What to do: Repeat exactly each line of the data provided below.

Records for the exercise:
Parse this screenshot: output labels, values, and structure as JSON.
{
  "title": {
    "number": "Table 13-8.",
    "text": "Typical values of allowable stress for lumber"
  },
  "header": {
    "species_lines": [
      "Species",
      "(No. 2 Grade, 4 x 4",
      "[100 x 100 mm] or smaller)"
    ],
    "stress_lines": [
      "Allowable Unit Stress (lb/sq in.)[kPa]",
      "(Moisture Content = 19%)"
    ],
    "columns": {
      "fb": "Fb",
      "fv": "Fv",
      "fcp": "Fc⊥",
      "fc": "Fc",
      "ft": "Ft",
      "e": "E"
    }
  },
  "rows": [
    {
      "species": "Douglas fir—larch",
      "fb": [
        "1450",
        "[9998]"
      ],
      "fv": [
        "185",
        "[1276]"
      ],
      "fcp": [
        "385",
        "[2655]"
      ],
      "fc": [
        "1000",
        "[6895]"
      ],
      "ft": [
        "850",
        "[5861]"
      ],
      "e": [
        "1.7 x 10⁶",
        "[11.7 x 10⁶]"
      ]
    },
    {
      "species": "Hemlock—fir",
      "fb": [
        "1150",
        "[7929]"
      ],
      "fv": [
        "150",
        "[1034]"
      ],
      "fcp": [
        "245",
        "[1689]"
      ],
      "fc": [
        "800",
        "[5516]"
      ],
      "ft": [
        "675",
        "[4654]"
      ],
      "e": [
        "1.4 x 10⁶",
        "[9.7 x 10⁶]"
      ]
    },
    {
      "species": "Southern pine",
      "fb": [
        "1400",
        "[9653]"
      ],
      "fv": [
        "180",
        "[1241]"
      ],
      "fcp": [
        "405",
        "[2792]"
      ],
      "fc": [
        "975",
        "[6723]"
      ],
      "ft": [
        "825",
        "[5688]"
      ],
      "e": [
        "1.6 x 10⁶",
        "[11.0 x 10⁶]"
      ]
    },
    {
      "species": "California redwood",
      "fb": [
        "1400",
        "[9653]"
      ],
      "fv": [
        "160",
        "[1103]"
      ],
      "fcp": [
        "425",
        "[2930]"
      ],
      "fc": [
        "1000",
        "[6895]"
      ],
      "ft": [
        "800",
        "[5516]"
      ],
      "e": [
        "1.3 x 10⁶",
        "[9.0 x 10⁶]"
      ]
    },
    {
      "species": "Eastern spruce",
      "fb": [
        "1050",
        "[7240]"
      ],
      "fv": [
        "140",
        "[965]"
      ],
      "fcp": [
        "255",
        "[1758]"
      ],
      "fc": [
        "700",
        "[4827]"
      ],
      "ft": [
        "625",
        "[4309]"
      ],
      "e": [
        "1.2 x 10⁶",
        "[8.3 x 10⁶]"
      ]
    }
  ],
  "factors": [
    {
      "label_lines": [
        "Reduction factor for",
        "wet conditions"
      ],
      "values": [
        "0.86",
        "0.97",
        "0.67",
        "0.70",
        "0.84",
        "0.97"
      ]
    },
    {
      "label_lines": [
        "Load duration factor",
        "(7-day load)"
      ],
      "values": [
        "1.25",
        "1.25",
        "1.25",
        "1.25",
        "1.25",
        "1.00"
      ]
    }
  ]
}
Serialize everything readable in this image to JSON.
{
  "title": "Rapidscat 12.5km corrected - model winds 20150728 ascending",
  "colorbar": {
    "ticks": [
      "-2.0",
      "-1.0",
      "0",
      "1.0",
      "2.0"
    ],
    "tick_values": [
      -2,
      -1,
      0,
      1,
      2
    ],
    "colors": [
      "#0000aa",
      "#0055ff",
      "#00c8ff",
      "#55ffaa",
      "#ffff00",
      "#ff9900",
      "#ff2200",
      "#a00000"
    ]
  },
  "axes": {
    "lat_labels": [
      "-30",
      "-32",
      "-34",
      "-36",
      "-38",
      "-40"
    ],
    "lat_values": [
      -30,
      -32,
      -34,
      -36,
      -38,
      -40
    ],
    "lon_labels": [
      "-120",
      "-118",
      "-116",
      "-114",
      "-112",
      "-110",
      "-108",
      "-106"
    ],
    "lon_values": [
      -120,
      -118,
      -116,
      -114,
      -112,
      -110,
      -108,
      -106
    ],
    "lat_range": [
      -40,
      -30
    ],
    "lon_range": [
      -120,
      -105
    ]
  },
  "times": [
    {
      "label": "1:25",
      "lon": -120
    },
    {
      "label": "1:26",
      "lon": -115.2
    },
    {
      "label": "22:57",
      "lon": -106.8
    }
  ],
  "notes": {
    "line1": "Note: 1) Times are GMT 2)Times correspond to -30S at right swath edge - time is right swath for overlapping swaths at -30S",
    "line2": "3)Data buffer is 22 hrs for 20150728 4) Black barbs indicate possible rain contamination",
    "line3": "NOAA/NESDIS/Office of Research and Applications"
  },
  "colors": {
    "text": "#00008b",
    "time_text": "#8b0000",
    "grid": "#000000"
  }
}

Exercise result:
Parse this screenshot: output labels, values, and structure as JSON.
{
  "title": {
    "number": "Table 13-8.",
    "text": "Typical values of allowable stress for lumber"
  },
  "header": {
    "species_lines": [
      "Species",
      "(No. 2 Grade, 4 x 4",
      "[100 x 100 mm] or smaller)"
    ],
    "stress_lines": [
      "Allowable Unit Stress (lb/sq in.)[kPa]",
      "(Moisture Content = 19%)"
    ],
    "columns": {
      "fb": "Fb",
      "fv": "Fv",
      "fcp": "Fc⊥",
      "fc": "Fc",
      "ft": "Ft",
      "e": "E"
    }
  },
  "rows": [
    {
      "species": "Douglas fir—larch",
      "fb": [
        "1450",
        "[9998]"
      ],
      "fv": [
        "185",
        "[1276]"
      ],
      "fcp": [
        "385",
        "[2655]"
      ],
      "fc": [
        "1000",
        "[6895]"
      ],
      "ft": [
        "850",
        "[5861]"
      ],
      "e": [
        "1.7 x 10⁶",
        "[11.7 x 10⁶]"
      ]
    },
    {
      "species": "Hemlock—fir",
      "fb": [
        "1150",
        "[7929]"
      ],
      "fv": [
        "150",
        "[1034]"
      ],
      "fcp": [
        "245",
        "[1689]"
      ],
      "fc": [
        "800",
        "[5516]"
      ],
      "ft": [
        "675",
        "[4654]"
      ],
      "e": [
        "1.4 x 10⁶",
        "[9.7 x 10⁶]"
      ]
    },
    {
      "species": "Southern pine",
      "fb": [
        "1400",
        "[9653]"
      ],
      "fv": [
        "180",
        "[1241]"
      ],
      "fcp": [
        "405",
        "[2792]"
      ],
      "fc": [
        "975",
        "[6723]"
      ],
      "ft": [
        "825",
        "[5688]"
      ],
      "e": [
        "1.6 x 10⁶",
        "[11.0 x 10⁶]"
      ]
    },
    {
      "species": "California redwood",
      "fb": [
        "1400",
        "[9653]"
      ],
      "fv": [
        "160",
        "[1103]"
      ],
      "fcp": [
        "425",
        "[2930]"
      ],
      "fc": [
        "1000",
        "[6895]"
      ],
      "ft": [
        "800",
        "[5516]"
      ],
      "e": [
        "1.3 x 10⁶",
        "[9.0 x 10⁶]"
      ]
    },
    {
      "species": "Eastern spruce",
      "fb": [
        "1050",
        "[7240]"
      ],
      "fv": [
        "140",
        "[965]"
      ],
      "fcp": [
        "255",
        "[1758]"
      ],
      "fc": [
        "700",
        "[4827]"
      ],
      "ft": [
        "625",
        "[4309]"
      ],
      "e": [
        "1.2 x 10⁶",
        "[8.3 x 10⁶]"
      ]
    }
  ],
  "factors": [
    {
      "label_lines": [
        "Reduction factor for",
        "wet conditions"
      ],
      "values": [
        "0.86",
        "0.97",
        "0.67",
        "0.70",
        "0.84",
        "0.97"
      ]
    },
    {
      "label_lines": [
        "Load duration factor",
        "(7-day load)"
      ],
      "values": [
        "1.25",
        "1.25",
        "1.25",
        "1.25",
        "1.25",
        "1.00"
      ]
    }
  ]
}
Serialize everything readable in this image to JSON.
{
  "title": "Rapidscat 12.5km corrected - model winds 20150728 ascending",
  "colorbar": {
    "ticks": [
      "-2.0",
      "-1.0",
      "0",
      "1.0",
      "2.0"
    ],
    "tick_values": [
      -2,
      -1,
      0,
      1,
      2
    ],
    "colors": [
      "#0000aa",
      "#0055ff",
      "#00c8ff",
      "#55ffaa",
      "#ffff00",
      "#ff9900",
      "#ff2200",
      "#a00000"
    ]
  },
  "axes": {
    "lat_labels": [
      "-30",
      "-32",
      "-34",
      "-36",
      "-38",
      "-40"
    ],
    "lat_values": [
      -30,
      -32,
      -34,
      -36,
      -38,
      -40
    ],
    "lon_labels": [
      "-120",
      "-118",
      "-116",
      "-114",
      "-112",
      "-110",
      "-108",
      "-106"
    ],
    "lon_values": [
      -120,
      -118,
      -116,
      -114,
      -112,
      -110,
      -108,
      -106
    ],
    "lat_range": [
      -40,
      -30
    ],
    "lon_range": [
      -120,
      -105
    ]
  },
  "times": [
    {
      "label": "1:25",
      "lon": -120
    },
    {
      "label": "1:26",
      "lon": -115.2
    },
    {
      "label": "22:57",
      "lon": -106.8
    }
  ],
  "notes": {
    "line1": "Note: 1) Times are GMT 2)Times correspond to -30S at right swath edge - time is right swath for overlapping swaths at -30S",
    "line2": "3)Data buffer is 22 hrs for 20150728 4) Black barbs indicate possible rain contamination",
    "line3": "NOAA/NESDIS/Office of Research and Applications"
  },
  "colors": {
    "text": "#00008b",
    "time_text": "#8b0000",
    "grid": "#000000"
  }
}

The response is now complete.